> **WHAT TO WORK ON**:
Could you give the data below again, exactly and completely?

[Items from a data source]
## START
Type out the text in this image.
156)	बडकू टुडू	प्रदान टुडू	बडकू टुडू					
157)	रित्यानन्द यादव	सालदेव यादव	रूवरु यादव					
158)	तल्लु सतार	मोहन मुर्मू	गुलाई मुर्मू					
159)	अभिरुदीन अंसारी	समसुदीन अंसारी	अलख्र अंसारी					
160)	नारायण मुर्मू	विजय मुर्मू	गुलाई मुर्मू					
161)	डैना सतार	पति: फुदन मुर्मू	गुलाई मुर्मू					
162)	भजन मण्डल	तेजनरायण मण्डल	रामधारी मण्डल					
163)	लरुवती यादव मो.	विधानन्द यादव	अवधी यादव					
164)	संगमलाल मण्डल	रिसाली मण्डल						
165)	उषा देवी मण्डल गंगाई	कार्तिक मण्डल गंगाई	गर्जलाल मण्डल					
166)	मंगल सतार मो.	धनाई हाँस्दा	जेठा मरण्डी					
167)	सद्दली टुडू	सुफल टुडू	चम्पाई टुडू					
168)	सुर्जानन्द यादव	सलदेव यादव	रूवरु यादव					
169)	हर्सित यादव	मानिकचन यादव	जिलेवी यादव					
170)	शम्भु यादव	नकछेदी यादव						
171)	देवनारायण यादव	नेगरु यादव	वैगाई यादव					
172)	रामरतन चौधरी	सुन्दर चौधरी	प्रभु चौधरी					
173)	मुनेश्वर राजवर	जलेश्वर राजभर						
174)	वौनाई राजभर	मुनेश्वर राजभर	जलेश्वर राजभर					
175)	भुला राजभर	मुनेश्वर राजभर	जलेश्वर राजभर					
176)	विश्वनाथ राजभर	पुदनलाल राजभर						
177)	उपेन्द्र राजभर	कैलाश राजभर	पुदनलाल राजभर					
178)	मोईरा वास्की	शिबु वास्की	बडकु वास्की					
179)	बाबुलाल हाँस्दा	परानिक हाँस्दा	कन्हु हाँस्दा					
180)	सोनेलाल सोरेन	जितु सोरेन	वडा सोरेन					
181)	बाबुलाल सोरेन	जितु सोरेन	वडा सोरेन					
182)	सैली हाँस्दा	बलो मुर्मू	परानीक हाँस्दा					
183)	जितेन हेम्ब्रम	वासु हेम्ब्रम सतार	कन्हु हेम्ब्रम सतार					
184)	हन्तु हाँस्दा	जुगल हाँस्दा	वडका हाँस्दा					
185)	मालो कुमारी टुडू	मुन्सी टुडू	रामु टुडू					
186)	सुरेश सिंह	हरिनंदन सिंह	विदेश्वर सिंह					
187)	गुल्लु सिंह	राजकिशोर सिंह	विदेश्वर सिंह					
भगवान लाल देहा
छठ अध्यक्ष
## END
> **RESULT OF THIS TASK**:
Type out the text in this image.
156)	बडकू टुडू	प्रदान टुडू	बडकू टुडू					
157)	रित्यानन्द यादव	सालदेव यादव	रूवरु यादव					
158)	तल्लु सतार	मोहन मुर्मू	गुलाई मुर्मू					
159)	अभिरुदीन अंसारी	समसुदीन अंसारी	अलख्र अंसारी					
160)	नारायण मुर्मू	विजय मुर्मू	गुलाई मुर्मू					
161)	डैना सतार	पति: फुदन मुर्मू	गुलाई मुर्मू					
162)	भजन मण्डल	तेजनरायण मण्डल	रामधारी मण्डल					
163)	लरुवती यादव मो.	विधानन्द यादव	अवधी यादव					
164)	संगमलाल मण्डल	रिसाली मण्डल						
165)	उषा देवी मण्डल गंगाई	कार्तिक मण्डल गंगाई	गर्जलाल मण्डल					
166)	मंगल सतार मो.	धनाई हाँस्दा	जेठा मरण्डी					
167)	सद्दली टुडू	सुफल टुडू	चम्पाई टुडू					
168)	सुर्जानन्द यादव	सलदेव यादव	रूवरु यादव					
169)	हर्सित यादव	मानिकचन यादव	जिलेवी यादव					
170)	शम्भु यादव	नकछेदी यादव						
171)	देवनारायण यादव	नेगरु यादव	वैगाई यादव					
172)	रामरतन चौधरी	सुन्दर चौधरी	प्रभु चौधरी					
173)	मुनेश्वर राजवर	जलेश्वर राजभर						
174)	वौनाई राजभर	मुनेश्वर राजभर	जलेश्वर राजभर					
175)	भुला राजभर	मुनेश्वर राजभर	जलेश्वर राजभर					
176)	विश्वनाथ राजभर	पुदनलाल राजभर						
177)	उपेन्द्र राजभर	कैलाश राजभर	पुदनलाल राजभर					
178)	मोईरा वास्की	शिबु वास्की	बडकु वास्की					
179)	बाबुलाल हाँस्दा	परानिक हाँस्दा	कन्हु हाँस्दा					
180)	सोनेलाल सोरेन	जितु सोरेन	वडा सोरेन					
181)	बाबुलाल सोरेन	जितु सोरेन	वडा सोरेन					
182)	सैली हाँस्दा	बलो मुर्मू	परानीक हाँस्दा					
183)	जितेन हेम्ब्रम	वासु हेम्ब्रम सतार	कन्हु हेम्ब्रम सतार					
184)	हन्तु हाँस्दा	जुगल हाँस्दा	वडका हाँस्दा					
185)	मालो कुमारी टुडू	मुन्सी टुडू	रामु टुडू					
186)	सुरेश सिंह	हरिनंदन सिंह	विदेश्वर सिंह					
187)	गुल्लु सिंह	राजकिशोर सिंह	विदेश्वर सिंह					
भगवान लाल देहा
छठ अध्यक्ष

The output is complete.